%%

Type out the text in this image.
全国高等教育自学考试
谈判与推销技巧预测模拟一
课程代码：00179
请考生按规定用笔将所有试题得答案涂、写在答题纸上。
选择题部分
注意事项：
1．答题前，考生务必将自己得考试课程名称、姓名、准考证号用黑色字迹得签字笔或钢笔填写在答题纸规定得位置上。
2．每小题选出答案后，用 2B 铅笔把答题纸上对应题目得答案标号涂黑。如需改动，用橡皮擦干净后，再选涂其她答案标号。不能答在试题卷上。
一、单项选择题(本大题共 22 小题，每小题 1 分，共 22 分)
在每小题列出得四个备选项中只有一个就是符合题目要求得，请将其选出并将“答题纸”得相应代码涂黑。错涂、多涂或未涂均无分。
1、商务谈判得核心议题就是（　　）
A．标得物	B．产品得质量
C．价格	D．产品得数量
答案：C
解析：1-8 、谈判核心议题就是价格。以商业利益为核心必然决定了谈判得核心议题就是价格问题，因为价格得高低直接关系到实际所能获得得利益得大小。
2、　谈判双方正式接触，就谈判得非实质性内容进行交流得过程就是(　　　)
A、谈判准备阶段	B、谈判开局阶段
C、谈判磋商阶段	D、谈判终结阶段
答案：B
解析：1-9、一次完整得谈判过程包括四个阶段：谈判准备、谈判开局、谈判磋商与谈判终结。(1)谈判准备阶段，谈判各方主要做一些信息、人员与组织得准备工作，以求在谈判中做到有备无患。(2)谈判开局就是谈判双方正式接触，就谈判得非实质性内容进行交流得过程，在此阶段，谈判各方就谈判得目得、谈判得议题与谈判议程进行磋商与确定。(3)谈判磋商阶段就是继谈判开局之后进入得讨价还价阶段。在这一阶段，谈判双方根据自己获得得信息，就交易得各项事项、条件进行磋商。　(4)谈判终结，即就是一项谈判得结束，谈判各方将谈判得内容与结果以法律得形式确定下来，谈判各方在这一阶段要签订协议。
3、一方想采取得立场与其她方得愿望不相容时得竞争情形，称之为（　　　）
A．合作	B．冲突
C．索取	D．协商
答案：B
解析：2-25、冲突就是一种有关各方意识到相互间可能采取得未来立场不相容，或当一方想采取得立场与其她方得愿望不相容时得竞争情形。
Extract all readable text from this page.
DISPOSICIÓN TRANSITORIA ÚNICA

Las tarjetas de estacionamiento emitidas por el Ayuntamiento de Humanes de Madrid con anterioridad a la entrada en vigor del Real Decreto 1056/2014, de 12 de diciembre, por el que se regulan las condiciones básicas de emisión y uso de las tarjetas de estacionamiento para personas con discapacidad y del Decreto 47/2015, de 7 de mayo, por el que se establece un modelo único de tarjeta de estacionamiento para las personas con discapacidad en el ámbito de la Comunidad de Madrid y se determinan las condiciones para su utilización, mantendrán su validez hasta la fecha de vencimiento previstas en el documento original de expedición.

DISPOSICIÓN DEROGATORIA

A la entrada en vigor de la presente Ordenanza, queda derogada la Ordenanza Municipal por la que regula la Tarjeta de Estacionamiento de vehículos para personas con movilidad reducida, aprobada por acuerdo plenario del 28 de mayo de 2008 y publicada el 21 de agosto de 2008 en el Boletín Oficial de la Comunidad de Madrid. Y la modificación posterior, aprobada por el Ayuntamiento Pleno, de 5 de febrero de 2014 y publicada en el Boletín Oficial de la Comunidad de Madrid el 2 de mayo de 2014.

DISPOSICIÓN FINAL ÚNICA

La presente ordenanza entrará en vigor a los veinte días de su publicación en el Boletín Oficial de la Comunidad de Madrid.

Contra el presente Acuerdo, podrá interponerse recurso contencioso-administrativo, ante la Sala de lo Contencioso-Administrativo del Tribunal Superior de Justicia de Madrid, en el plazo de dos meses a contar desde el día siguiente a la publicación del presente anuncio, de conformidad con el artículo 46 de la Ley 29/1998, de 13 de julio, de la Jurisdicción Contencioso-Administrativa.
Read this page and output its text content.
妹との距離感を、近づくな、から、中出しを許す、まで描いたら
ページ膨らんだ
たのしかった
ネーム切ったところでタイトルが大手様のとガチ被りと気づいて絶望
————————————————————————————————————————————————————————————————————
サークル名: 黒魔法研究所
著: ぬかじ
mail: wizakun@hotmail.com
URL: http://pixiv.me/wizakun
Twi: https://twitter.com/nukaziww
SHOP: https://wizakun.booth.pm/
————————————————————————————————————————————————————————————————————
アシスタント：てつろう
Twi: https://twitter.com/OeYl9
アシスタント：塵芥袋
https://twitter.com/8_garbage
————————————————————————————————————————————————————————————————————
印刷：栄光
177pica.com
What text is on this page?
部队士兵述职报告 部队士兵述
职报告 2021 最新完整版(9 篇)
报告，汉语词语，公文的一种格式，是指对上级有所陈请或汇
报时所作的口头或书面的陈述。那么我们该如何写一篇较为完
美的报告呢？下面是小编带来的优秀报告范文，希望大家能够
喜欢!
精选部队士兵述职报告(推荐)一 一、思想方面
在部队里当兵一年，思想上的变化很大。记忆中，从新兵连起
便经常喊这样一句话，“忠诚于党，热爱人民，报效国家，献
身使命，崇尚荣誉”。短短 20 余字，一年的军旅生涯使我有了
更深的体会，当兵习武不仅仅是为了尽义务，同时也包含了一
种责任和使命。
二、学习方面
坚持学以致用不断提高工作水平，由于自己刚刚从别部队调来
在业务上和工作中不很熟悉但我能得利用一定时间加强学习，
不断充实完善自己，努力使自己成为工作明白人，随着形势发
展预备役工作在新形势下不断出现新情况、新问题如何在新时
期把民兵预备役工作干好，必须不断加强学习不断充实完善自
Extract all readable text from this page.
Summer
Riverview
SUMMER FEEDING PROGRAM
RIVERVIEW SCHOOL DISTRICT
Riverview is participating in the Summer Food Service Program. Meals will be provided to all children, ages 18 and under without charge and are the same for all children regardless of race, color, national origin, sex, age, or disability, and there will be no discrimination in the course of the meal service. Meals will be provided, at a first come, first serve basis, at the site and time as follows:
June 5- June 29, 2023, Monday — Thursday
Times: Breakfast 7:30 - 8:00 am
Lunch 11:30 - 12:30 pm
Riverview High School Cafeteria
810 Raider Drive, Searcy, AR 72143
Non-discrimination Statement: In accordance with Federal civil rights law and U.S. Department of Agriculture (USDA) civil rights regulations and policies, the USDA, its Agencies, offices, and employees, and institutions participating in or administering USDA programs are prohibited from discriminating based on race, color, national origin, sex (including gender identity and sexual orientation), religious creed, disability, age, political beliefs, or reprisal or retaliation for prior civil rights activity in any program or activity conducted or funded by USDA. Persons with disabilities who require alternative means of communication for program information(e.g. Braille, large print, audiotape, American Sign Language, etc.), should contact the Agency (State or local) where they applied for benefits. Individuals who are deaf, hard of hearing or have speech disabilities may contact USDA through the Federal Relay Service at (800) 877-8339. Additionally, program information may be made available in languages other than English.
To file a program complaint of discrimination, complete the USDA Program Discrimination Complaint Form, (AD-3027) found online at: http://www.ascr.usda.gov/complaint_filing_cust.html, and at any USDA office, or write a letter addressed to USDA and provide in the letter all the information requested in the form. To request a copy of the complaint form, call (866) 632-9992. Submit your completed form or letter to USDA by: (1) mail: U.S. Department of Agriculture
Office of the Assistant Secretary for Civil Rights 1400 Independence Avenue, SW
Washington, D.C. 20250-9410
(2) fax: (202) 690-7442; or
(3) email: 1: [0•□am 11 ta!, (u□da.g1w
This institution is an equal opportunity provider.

%%

> _Requirement_: Your task is to quote all of the data word for word.

> _Output for this exercise_:
Type out the text in this image.
全国高等教育自学考试
谈判与推销技巧预测模拟一
课程代码：00179
请考生按规定用笔将所有试题得答案涂、写在答题纸上。
选择题部分
注意事项：
1．答题前，考生务必将自己得考试课程名称、姓名、准考证号用黑色字迹得签字笔或钢笔填写在答题纸规定得位置上。
2．每小题选出答案后，用 2B 铅笔把答题纸上对应题目得答案标号涂黑。如需改动，用橡皮擦干净后，再选涂其她答案标号。不能答在试题卷上。
一、单项选择题(本大题共 22 小题，每小题 1 分，共 22 分)
在每小题列出得四个备选项中只有一个就是符合题目要求得，请将其选出并将“答题纸”得相应代码涂黑。错涂、多涂或未涂均无分。
1、商务谈判得核心议题就是（　　）
A．标得物	B．产品得质量
C．价格	D．产品得数量
答案：C
解析：1-8 、谈判核心议题就是价格。以商业利益为核心必然决定了谈判得核心议题就是价格问题，因为价格得高低直接关系到实际所能获得得利益得大小。
2、　谈判双方正式接触，就谈判得非实质性内容进行交流得过程就是(　　　)
A、谈判准备阶段	B、谈判开局阶段
C、谈判磋商阶段	D、谈判终结阶段
答案：B
解析：1-9、一次完整得谈判过程包括四个阶段：谈判准备、谈判开局、谈判磋商与谈判终结。(1)谈判准备阶段，谈判各方主要做一些信息、人员与组织得准备工作，以求在谈判中做到有备无患。(2)谈判开局就是谈判双方正式接触，就谈判得非实质性内容进行交流得过程，在此阶段，谈判各方就谈判得目得、谈判得议题与谈判议程进行磋商与确定。(3)谈判磋商阶段就是继谈判开局之后进入得讨价还价阶段。在这一阶段，谈判双方根据自己获得得信息，就交易得各项事项、条件进行磋商。　(4)谈判终结，即就是一项谈判得结束，谈判各方将谈判得内容与结果以法律得形式确定下来，谈判各方在这一阶段要签订协议。
3、一方想采取得立场与其她方得愿望不相容时得竞争情形，称之为（　　　）
A．合作	B．冲突
C．索取	D．协商
答案：B
解析：2-25、冲突就是一种有关各方意识到相互间可能采取得未来立场不相容，或当一方想采取得立场与其她方得愿望不相容时得竞争情形。
Extract all readable text from this page.
DISPOSICIÓN TRANSITORIA ÚNICA

Las tarjetas de estacionamiento emitidas por el Ayuntamiento de Humanes de Madrid con anterioridad a la entrada en vigor del Real Decreto 1056/2014, de 12 de diciembre, por el que se regulan las condiciones básicas de emisión y uso de las tarjetas de estacionamiento para personas con discapacidad y del Decreto 47/2015, de 7 de mayo, por el que se establece un modelo único de tarjeta de estacionamiento para las personas con discapacidad en el ámbito de la Comunidad de Madrid y se determinan las condiciones para su utilización, mantendrán su validez hasta la fecha de vencimiento previstas en el documento original de expedición.

DISPOSICIÓN DEROGATORIA

A la entrada en vigor de la presente Ordenanza, queda derogada la Ordenanza Municipal por la que regula la Tarjeta de Estacionamiento de vehículos para personas con movilidad reducida, aprobada por acuerdo plenario del 28 de mayo de 2008 y publicada el 21 de agosto de 2008 en el Boletín Oficial de la Comunidad de Madrid. Y la modificación posterior, aprobada por el Ayuntamiento Pleno, de 5 de febrero de 2014 y publicada en el Boletín Oficial de la Comunidad de Madrid el 2 de mayo de 2014.

DISPOSICIÓN FINAL ÚNICA

La presente ordenanza entrará en vigor a los veinte días de su publicación en el Boletín Oficial de la Comunidad de Madrid.

Contra el presente Acuerdo, podrá interponerse recurso contencioso-administrativo, ante la Sala de lo Contencioso-Administrativo del Tribunal Superior de Justicia de Madrid, en el plazo de dos meses a contar desde el día siguiente a la publicación del presente anuncio, de conformidad con el artículo 46 de la Ley 29/1998, de 13 de julio, de la Jurisdicción Contencioso-Administrativa.
Read this page and output its text content.
妹との距離感を、近づくな、から、中出しを許す、まで描いたら
ページ膨らんだ
たのしかった
ネーム切ったところでタイトルが大手様のとガチ被りと気づいて絶望
————————————————————————————————————————————————————————————————————
サークル名: 黒魔法研究所
著: ぬかじ
mail: wizakun@hotmail.com
URL: http://pixiv.me/wizakun
Twi: https://twitter.com/nukaziww
SHOP: https://wizakun.booth.pm/
————————————————————————————————————————————————————————————————————
アシスタント：てつろう
Twi: https://twitter.com/OeYl9
アシスタント：塵芥袋
https://twitter.com/8_garbage
————————————————————————————————————————————————————————————————————
印刷：栄光
177pica.com
What text is on this page?
部队士兵述职报告 部队士兵述
职报告 2021 最新完整版(9 篇)
报告，汉语词语，公文的一种格式，是指对上级有所陈请或汇
报时所作的口头或书面的陈述。那么我们该如何写一篇较为完
美的报告呢？下面是小编带来的优秀报告范文，希望大家能够
喜欢!
精选部队士兵述职报告(推荐)一 一、思想方面
在部队里当兵一年，思想上的变化很大。记忆中，从新兵连起
便经常喊这样一句话，“忠诚于党，热爱人民，报效国家，献
身使命，崇尚荣誉”。短短 20 余字，一年的军旅生涯使我有了
更深的体会，当兵习武不仅仅是为了尽义务，同时也包含了一
种责任和使命。
二、学习方面
坚持学以致用不断提高工作水平，由于自己刚刚从别部队调来
在业务上和工作中不很熟悉但我能得利用一定时间加强学习，
不断充实完善自己，努力使自己成为工作明白人，随着形势发
展预备役工作在新形势下不断出现新情况、新问题如何在新时
期把民兵预备役工作干好，必须不断加强学习不断充实完善自
Extract all readable text from this page.
Summer
Riverview
SUMMER FEEDING PROGRAM
RIVERVIEW SCHOOL DISTRICT
Riverview is participating in the Summer Food Service Program. Meals will be provided to all children, ages 18 and under without charge and are the same for all children regardless of race, color, national origin, sex, age, or disability, and there will be no discrimination in the course of the meal service. Meals will be provided, at a first come, first serve basis, at the site and time as follows:
June 5- June 29, 2023, Monday — Thursday
Times: Breakfast 7:30 - 8:00 am
Lunch 11:30 - 12:30 pm
Riverview High School Cafeteria
810 Raider Drive, Searcy, AR 72143
Non-discrimination Statement: In accordance with Federal civil rights law and U.S. Department of Agriculture (USDA) civil rights regulations and policies, the USDA, its Agencies, offices, and employees, and institutions participating in or administering USDA programs are prohibited from discriminating based on race, color, national origin, sex (including gender identity and sexual orientation), religious creed, disability, age, political beliefs, or reprisal or retaliation for prior civil rights activity in any program or activity conducted or funded by USDA. Persons with disabilities who require alternative means of communication for program information(e.g. Braille, large print, audiotape, American Sign Language, etc.), should contact the Agency (State or local) where they applied for benefits. Individuals who are deaf, hard of hearing or have speech disabilities may contact USDA through the Federal Relay Service at (800) 877-8339. Additionally, program information may be made available in languages other than English.
To file a program complaint of discrimination, complete the USDA Program Discrimination Complaint Form, (AD-3027) found online at: http://www.ascr.usda.gov/complaint_filing_cust.html, and at any USDA office, or write a letter addressed to USDA and provide in the letter all the information requested in the form. To request a copy of the complaint form, call (866) 632-9992. Submit your completed form or letter to USDA by: (1) mail: U.S. Department of Agriculture
Office of the Assistant Secretary for Civil Rights 1400 Independence Avenue, SW
Washington, D.C. 20250-9410
(2) fax: (202) 690-7442; or
(3) email: 1: [0•□am 11 ta!, (u□da.g1w
This institution is an equal opportunity provider.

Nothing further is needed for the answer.